>> BEGIN

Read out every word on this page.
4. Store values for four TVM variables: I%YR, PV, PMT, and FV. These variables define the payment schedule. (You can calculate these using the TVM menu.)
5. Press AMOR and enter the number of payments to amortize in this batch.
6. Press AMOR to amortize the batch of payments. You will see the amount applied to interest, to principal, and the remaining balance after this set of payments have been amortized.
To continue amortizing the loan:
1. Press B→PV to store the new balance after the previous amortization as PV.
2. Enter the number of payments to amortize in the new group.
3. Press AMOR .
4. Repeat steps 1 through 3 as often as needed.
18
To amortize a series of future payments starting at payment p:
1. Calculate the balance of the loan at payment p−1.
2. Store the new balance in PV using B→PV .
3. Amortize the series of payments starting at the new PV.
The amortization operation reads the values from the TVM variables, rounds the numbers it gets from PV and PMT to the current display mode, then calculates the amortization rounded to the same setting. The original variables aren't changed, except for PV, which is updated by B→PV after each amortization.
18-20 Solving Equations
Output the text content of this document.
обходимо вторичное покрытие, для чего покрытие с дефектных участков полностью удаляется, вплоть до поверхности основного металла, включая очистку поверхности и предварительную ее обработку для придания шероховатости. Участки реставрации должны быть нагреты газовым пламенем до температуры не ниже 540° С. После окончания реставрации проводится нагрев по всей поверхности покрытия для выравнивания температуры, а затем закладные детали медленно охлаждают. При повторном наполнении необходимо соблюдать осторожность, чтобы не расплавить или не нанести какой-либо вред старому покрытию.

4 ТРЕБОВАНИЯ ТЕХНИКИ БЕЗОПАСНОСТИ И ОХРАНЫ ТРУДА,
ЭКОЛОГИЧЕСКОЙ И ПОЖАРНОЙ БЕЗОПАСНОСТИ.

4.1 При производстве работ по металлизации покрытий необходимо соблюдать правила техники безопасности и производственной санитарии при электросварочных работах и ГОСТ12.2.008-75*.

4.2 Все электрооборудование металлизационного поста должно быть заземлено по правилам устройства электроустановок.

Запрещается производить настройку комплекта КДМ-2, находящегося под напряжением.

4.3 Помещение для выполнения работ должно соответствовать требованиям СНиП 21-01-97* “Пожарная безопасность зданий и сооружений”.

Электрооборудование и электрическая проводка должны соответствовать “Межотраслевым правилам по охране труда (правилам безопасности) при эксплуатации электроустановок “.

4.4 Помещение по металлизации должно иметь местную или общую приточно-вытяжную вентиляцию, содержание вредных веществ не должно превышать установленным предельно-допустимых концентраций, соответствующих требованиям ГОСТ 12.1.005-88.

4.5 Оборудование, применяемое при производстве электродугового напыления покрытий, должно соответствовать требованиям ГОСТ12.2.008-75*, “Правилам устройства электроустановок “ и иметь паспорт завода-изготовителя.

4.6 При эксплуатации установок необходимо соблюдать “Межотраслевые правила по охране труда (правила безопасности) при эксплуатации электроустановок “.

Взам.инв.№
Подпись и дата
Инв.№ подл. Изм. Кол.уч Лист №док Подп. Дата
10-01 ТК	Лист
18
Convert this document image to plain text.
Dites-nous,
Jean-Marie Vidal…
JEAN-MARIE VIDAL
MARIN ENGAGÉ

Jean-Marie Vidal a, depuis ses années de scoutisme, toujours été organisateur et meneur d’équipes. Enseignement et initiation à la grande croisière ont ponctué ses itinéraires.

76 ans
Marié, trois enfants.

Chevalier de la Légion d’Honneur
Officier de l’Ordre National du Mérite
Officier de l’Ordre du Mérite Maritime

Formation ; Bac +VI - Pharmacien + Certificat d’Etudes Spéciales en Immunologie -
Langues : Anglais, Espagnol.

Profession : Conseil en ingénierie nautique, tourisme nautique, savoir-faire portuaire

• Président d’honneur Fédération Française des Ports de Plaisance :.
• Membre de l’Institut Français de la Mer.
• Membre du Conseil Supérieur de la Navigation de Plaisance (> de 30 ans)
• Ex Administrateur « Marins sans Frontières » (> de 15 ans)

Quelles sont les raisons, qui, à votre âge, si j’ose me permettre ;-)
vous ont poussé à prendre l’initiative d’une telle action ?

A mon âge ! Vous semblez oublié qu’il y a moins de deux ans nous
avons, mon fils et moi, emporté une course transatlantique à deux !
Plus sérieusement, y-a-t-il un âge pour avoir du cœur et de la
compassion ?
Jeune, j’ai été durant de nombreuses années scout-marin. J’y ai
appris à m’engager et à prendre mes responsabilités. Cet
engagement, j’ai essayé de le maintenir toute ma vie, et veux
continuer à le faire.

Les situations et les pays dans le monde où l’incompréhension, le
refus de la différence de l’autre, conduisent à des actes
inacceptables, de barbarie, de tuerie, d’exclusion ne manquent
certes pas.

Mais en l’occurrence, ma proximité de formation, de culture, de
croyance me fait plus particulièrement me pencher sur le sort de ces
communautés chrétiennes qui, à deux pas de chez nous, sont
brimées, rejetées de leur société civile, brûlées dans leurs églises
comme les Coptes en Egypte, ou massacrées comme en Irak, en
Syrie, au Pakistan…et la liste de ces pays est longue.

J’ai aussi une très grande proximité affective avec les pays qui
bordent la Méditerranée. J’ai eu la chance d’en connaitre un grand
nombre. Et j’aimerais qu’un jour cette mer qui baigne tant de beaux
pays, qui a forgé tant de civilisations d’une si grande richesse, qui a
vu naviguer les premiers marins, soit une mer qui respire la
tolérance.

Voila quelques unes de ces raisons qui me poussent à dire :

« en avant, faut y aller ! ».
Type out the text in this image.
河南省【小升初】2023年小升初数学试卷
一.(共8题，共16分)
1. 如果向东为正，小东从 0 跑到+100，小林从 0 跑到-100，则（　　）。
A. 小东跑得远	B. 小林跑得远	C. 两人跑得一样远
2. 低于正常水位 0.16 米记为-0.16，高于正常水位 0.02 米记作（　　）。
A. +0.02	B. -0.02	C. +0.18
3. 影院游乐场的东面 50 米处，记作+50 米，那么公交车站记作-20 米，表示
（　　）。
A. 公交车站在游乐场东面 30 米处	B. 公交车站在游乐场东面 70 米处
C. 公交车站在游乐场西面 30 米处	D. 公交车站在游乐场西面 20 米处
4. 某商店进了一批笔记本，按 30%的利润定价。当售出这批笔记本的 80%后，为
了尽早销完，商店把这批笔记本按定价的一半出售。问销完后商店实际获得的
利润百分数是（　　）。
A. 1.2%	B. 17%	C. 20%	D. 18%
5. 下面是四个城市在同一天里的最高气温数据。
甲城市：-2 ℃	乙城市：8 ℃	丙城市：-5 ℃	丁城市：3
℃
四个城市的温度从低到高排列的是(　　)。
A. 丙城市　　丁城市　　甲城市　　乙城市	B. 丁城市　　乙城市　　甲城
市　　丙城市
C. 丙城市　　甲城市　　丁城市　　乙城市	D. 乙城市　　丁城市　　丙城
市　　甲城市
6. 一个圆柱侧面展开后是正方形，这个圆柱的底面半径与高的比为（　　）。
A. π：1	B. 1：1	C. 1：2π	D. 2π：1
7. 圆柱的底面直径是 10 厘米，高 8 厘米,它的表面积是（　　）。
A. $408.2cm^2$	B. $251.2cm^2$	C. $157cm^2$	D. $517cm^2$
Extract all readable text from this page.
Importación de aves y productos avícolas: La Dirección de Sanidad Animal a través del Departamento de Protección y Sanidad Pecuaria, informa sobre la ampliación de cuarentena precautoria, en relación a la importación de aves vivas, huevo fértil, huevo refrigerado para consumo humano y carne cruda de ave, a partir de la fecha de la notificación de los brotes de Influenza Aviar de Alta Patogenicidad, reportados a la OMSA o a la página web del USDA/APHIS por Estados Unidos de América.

>> END

[GIVEN REQUEST] Write out the records above again, keeping each one identical to the original.

[ANSWER]
Read out every word on this page.
4. Store values for four TVM variables: I%YR, PV, PMT, and FV. These variables define the payment schedule. (You can calculate these using the TVM menu.)
5. Press AMOR and enter the number of payments to amortize in this batch.
6. Press AMOR to amortize the batch of payments. You will see the amount applied to interest, to principal, and the remaining balance after this set of payments have been amortized.
To continue amortizing the loan:
1. Press B→PV to store the new balance after the previous amortization as PV.
2. Enter the number of payments to amortize in the new group.
3. Press AMOR .
4. Repeat steps 1 through 3 as often as needed.
18
To amortize a series of future payments starting at payment p:
1. Calculate the balance of the loan at payment p−1.
2. Store the new balance in PV using B→PV .
3. Amortize the series of payments starting at the new PV.
The amortization operation reads the values from the TVM variables, rounds the numbers it gets from PV and PMT to the current display mode, then calculates the amortization rounded to the same setting. The original variables aren't changed, except for PV, which is updated by B→PV after each amortization.
18-20 Solving Equations
Output the text content of this document.
обходимо вторичное покрытие, для чего покрытие с дефектных участков полностью удаляется, вплоть до поверхности основного металла, включая очистку поверхности и предварительную ее обработку для придания шероховатости. Участки реставрации должны быть нагреты газовым пламенем до температуры не ниже 540° С. После окончания реставрации проводится нагрев по всей поверхности покрытия для выравнивания температуры, а затем закладные детали медленно охлаждают. При повторном наполнении необходимо соблюдать осторожность, чтобы не расплавить или не нанести какой-либо вред старому покрытию.

4 ТРЕБОВАНИЯ ТЕХНИКИ БЕЗОПАСНОСТИ И ОХРАНЫ ТРУДА,
ЭКОЛОГИЧЕСКОЙ И ПОЖАРНОЙ БЕЗОПАСНОСТИ.

4.1 При производстве работ по металлизации покрытий необходимо соблюдать правила техники безопасности и производственной санитарии при электросварочных работах и ГОСТ12.2.008-75*.

4.2 Все электрооборудование металлизационного поста должно быть заземлено по правилам устройства электроустановок.

Запрещается производить настройку комплекта КДМ-2, находящегося под напряжением.

4.3 Помещение для выполнения работ должно соответствовать требованиям СНиП 21-01-97* “Пожарная безопасность зданий и сооружений”.

Электрооборудование и электрическая проводка должны соответствовать “Межотраслевым правилам по охране труда (правилам безопасности) при эксплуатации электроустановок “.

4.4 Помещение по металлизации должно иметь местную или общую приточно-вытяжную вентиляцию, содержание вредных веществ не должно превышать установленным предельно-допустимых концентраций, соответствующих требованиям ГОСТ 12.1.005-88.

4.5 Оборудование, применяемое при производстве электродугового напыления покрытий, должно соответствовать требованиям ГОСТ12.2.008-75*, “Правилам устройства электроустановок “ и иметь паспорт завода-изготовителя.

4.6 При эксплуатации установок необходимо соблюдать “Межотраслевые правила по охране труда (правила безопасности) при эксплуатации электроустановок “.

Взам.инв.№
Подпись и дата
Инв.№ подл. Изм. Кол.уч Лист №док Подп. Дата
10-01 ТК	Лист
18
Convert this document image to plain text.
Dites-nous,
Jean-Marie Vidal…
JEAN-MARIE VIDAL
MARIN ENGAGÉ

Jean-Marie Vidal a, depuis ses années de scoutisme, toujours été organisateur et meneur d’équipes. Enseignement et initiation à la grande croisière ont ponctué ses itinéraires.

76 ans
Marié, trois enfants.

Chevalier de la Légion d’Honneur
Officier de l’Ordre National du Mérite
Officier de l’Ordre du Mérite Maritime

Formation ; Bac +VI - Pharmacien + Certificat d’Etudes Spéciales en Immunologie -
Langues : Anglais, Espagnol.

Profession : Conseil en ingénierie nautique, tourisme nautique, savoir-faire portuaire

• Président d’honneur Fédération Française des Ports de Plaisance :.
• Membre de l’Institut Français de la Mer.
• Membre du Conseil Supérieur de la Navigation de Plaisance (> de 30 ans)
• Ex Administrateur « Marins sans Frontières » (> de 15 ans)

Quelles sont les raisons, qui, à votre âge, si j’ose me permettre ;-)
vous ont poussé à prendre l’initiative d’une telle action ?

A mon âge ! Vous semblez oublié qu’il y a moins de deux ans nous
avons, mon fils et moi, emporté une course transatlantique à deux !
Plus sérieusement, y-a-t-il un âge pour avoir du cœur et de la
compassion ?
Jeune, j’ai été durant de nombreuses années scout-marin. J’y ai
appris à m’engager et à prendre mes responsabilités. Cet
engagement, j’ai essayé de le maintenir toute ma vie, et veux
continuer à le faire.

Les situations et les pays dans le monde où l’incompréhension, le
refus de la différence de l’autre, conduisent à des actes
inacceptables, de barbarie, de tuerie, d’exclusion ne manquent
certes pas.

Mais en l’occurrence, ma proximité de formation, de culture, de
croyance me fait plus particulièrement me pencher sur le sort de ces
communautés chrétiennes qui, à deux pas de chez nous, sont
brimées, rejetées de leur société civile, brûlées dans leurs églises
comme les Coptes en Egypte, ou massacrées comme en Irak, en
Syrie, au Pakistan…et la liste de ces pays est longue.

J’ai aussi une très grande proximité affective avec les pays qui
bordent la Méditerranée. J’ai eu la chance d’en connaitre un grand
nombre. Et j’aimerais qu’un jour cette mer qui baigne tant de beaux
pays, qui a forgé tant de civilisations d’une si grande richesse, qui a
vu naviguer les premiers marins, soit une mer qui respire la
tolérance.

Voila quelques unes de ces raisons qui me poussent à dire :

« en avant, faut y aller ! ».
Type out the text in this image.
河南省【小升初】2023年小升初数学试卷
一.(共8题，共16分)
1. 如果向东为正，小东从 0 跑到+100，小林从 0 跑到-100，则（　　）。
A. 小东跑得远	B. 小林跑得远	C. 两人跑得一样远
2. 低于正常水位 0.16 米记为-0.16，高于正常水位 0.02 米记作（　　）。
A. +0.02	B. -0.02	C. +0.18
3. 影院游乐场的东面 50 米处，记作+50 米，那么公交车站记作-20 米，表示
（　　）。
A. 公交车站在游乐场东面 30 米处	B. 公交车站在游乐场东面 70 米处
C. 公交车站在游乐场西面 30 米处	D. 公交车站在游乐场西面 20 米处
4. 某商店进了一批笔记本，按 30%的利润定价。当售出这批笔记本的 80%后，为
了尽早销完，商店把这批笔记本按定价的一半出售。问销完后商店实际获得的
利润百分数是（　　）。
A. 1.2%	B. 17%	C. 20%	D. 18%
5. 下面是四个城市在同一天里的最高气温数据。
甲城市：-2 ℃	乙城市：8 ℃	丙城市：-5 ℃	丁城市：3
℃
四个城市的温度从低到高排列的是(　　)。
A. 丙城市　　丁城市　　甲城市　　乙城市	B. 丁城市　　乙城市　　甲城
市　　丙城市
C. 丙城市　　甲城市　　丁城市　　乙城市	D. 乙城市　　丁城市　　丙城
市　　甲城市
6. 一个圆柱侧面展开后是正方形，这个圆柱的底面半径与高的比为（　　）。
A. π：1	B. 1：1	C. 1：2π	D. 2π：1
7. 圆柱的底面直径是 10 厘米，高 8 厘米,它的表面积是（　　）。
A. $408.2cm^2$	B. $251.2cm^2$	C. $157cm^2$	D. $517cm^2$
Extract all readable text from this page.
Importación de aves y productos avícolas: La Dirección de Sanidad Animal a través del Departamento de Protección y Sanidad Pecuaria, informa sobre la ampliación de cuarentena precautoria, en relación a la importación de aves vivas, huevo fértil, huevo refrigerado para consumo humano y carne cruda de ave, a partir de la fecha de la notificación de los brotes de Influenza Aviar de Alta Patogenicidad, reportados a la OMSA o a la página web del USDA/APHIS por Estados Unidos de América.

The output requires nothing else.